▶ **Problem details**
The records that follow are to be transcribed in full, without their images.

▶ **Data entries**
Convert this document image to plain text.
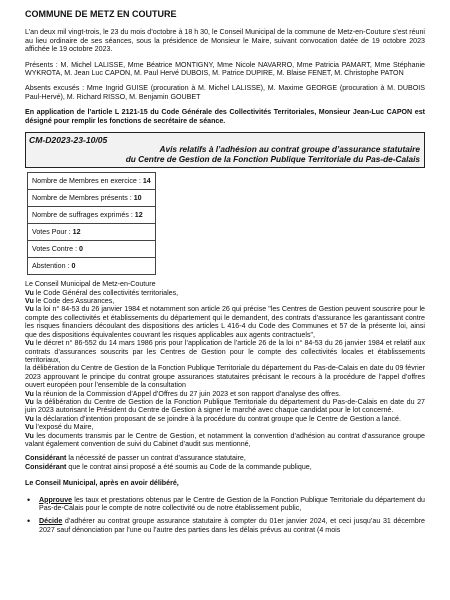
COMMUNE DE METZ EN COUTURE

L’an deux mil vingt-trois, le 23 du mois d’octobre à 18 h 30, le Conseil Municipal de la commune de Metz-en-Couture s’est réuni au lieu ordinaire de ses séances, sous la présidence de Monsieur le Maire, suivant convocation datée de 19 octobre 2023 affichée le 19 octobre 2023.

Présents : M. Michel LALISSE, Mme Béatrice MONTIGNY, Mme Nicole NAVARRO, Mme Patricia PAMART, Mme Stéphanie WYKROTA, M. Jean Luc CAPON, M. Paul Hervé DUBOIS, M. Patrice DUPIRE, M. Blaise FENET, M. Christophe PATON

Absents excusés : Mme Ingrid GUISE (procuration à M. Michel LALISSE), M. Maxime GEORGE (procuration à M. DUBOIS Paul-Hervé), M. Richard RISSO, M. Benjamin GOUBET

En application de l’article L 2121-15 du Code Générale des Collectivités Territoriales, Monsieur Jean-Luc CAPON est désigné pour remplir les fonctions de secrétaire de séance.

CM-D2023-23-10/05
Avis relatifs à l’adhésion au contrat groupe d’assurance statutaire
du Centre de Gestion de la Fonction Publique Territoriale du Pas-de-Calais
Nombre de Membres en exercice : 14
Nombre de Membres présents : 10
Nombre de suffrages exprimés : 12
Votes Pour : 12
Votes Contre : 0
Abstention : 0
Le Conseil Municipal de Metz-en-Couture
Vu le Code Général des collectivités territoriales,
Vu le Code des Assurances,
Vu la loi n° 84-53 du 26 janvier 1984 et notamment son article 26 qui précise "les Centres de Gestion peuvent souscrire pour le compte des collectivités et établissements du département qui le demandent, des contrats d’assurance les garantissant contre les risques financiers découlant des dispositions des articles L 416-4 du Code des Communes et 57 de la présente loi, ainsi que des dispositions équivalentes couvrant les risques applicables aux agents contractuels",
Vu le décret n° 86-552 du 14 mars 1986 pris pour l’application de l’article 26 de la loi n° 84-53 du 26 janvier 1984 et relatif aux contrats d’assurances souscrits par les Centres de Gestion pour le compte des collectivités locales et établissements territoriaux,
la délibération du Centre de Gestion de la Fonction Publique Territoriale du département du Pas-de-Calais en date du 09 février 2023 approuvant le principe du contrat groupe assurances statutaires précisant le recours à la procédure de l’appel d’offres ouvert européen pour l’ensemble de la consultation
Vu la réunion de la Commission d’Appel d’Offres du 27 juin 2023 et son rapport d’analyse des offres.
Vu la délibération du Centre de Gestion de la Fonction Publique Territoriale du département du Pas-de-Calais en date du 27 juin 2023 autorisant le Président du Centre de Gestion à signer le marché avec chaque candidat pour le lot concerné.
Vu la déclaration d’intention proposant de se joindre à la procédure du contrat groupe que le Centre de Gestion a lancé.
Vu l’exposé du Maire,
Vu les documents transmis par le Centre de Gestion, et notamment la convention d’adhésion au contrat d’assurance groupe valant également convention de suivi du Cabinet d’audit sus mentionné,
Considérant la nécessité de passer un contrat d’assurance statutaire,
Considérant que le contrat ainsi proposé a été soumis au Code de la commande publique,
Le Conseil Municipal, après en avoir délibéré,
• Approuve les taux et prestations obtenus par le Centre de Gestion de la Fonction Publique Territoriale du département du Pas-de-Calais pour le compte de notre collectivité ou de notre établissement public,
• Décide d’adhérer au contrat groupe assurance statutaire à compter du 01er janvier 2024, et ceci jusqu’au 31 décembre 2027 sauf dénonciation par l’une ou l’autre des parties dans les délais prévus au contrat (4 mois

▶ **Task answer**
Convert this document image to plain text.
COMMUNE DE METZ EN COUTURE

L’an deux mil vingt-trois, le 23 du mois d’octobre à 18 h 30, le Conseil Municipal de la commune de Metz-en-Couture s’est réuni au lieu ordinaire de ses séances, sous la présidence de Monsieur le Maire, suivant convocation datée de 19 octobre 2023 affichée le 19 octobre 2023.

Présents : M. Michel LALISSE, Mme Béatrice MONTIGNY, Mme Nicole NAVARRO, Mme Patricia PAMART, Mme Stéphanie WYKROTA, M. Jean Luc CAPON, M. Paul Hervé DUBOIS, M. Patrice DUPIRE, M. Blaise FENET, M. Christophe PATON

Absents excusés : Mme Ingrid GUISE (procuration à M. Michel LALISSE), M. Maxime GEORGE (procuration à M. DUBOIS Paul-Hervé), M. Richard RISSO, M. Benjamin GOUBET

En application de l’article L 2121-15 du Code Générale des Collectivités Territoriales, Monsieur Jean-Luc CAPON est désigné pour remplir les fonctions de secrétaire de séance.

CM-D2023-23-10/05
Avis relatifs à l’adhésion au contrat groupe d’assurance statutaire
du Centre de Gestion de la Fonction Publique Territoriale du Pas-de-Calais
Nombre de Membres en exercice : 14
Nombre de Membres présents : 10
Nombre de suffrages exprimés : 12
Votes Pour : 12
Votes Contre : 0
Abstention : 0
Le Conseil Municipal de Metz-en-Couture
Vu le Code Général des collectivités territoriales,
Vu le Code des Assurances,
Vu la loi n° 84-53 du 26 janvier 1984 et notamment son article 26 qui précise "les Centres de Gestion peuvent souscrire pour le compte des collectivités et établissements du département qui le demandent, des contrats d’assurance les garantissant contre les risques financiers découlant des dispositions des articles L 416-4 du Code des Communes et 57 de la présente loi, ainsi que des dispositions équivalentes couvrant les risques applicables aux agents contractuels",
Vu le décret n° 86-552 du 14 mars 1986 pris pour l’application de l’article 26 de la loi n° 84-53 du 26 janvier 1984 et relatif aux contrats d’assurances souscrits par les Centres de Gestion pour le compte des collectivités locales et établissements territoriaux,
la délibération du Centre de Gestion de la Fonction Publique Territoriale du département du Pas-de-Calais en date du 09 février 2023 approuvant le principe du contrat groupe assurances statutaires précisant le recours à la procédure de l’appel d’offres ouvert européen pour l’ensemble de la consultation
Vu la réunion de la Commission d’Appel d’Offres du 27 juin 2023 et son rapport d’analyse des offres.
Vu la délibération du Centre de Gestion de la Fonction Publique Territoriale du département du Pas-de-Calais en date du 27 juin 2023 autorisant le Président du Centre de Gestion à signer le marché avec chaque candidat pour le lot concerné.
Vu la déclaration d’intention proposant de se joindre à la procédure du contrat groupe que le Centre de Gestion a lancé.
Vu l’exposé du Maire,
Vu les documents transmis par le Centre de Gestion, et notamment la convention d’adhésion au contrat d’assurance groupe valant également convention de suivi du Cabinet d’audit sus mentionné,
Considérant la nécessité de passer un contrat d’assurance statutaire,
Considérant que le contrat ainsi proposé a été soumis au Code de la commande publique,
Le Conseil Municipal, après en avoir délibéré,
• Approuve les taux et prestations obtenus par le Centre de Gestion de la Fonction Publique Territoriale du département du Pas-de-Calais pour le compte de notre collectivité ou de notre établissement public,
• Décide d’adhérer au contrat groupe assurance statutaire à compter du 01er janvier 2024, et ceci jusqu’au 31 décembre 2027 sauf dénonciation par l’une ou l’autre des parties dans les délais prévus au contrat (4 mois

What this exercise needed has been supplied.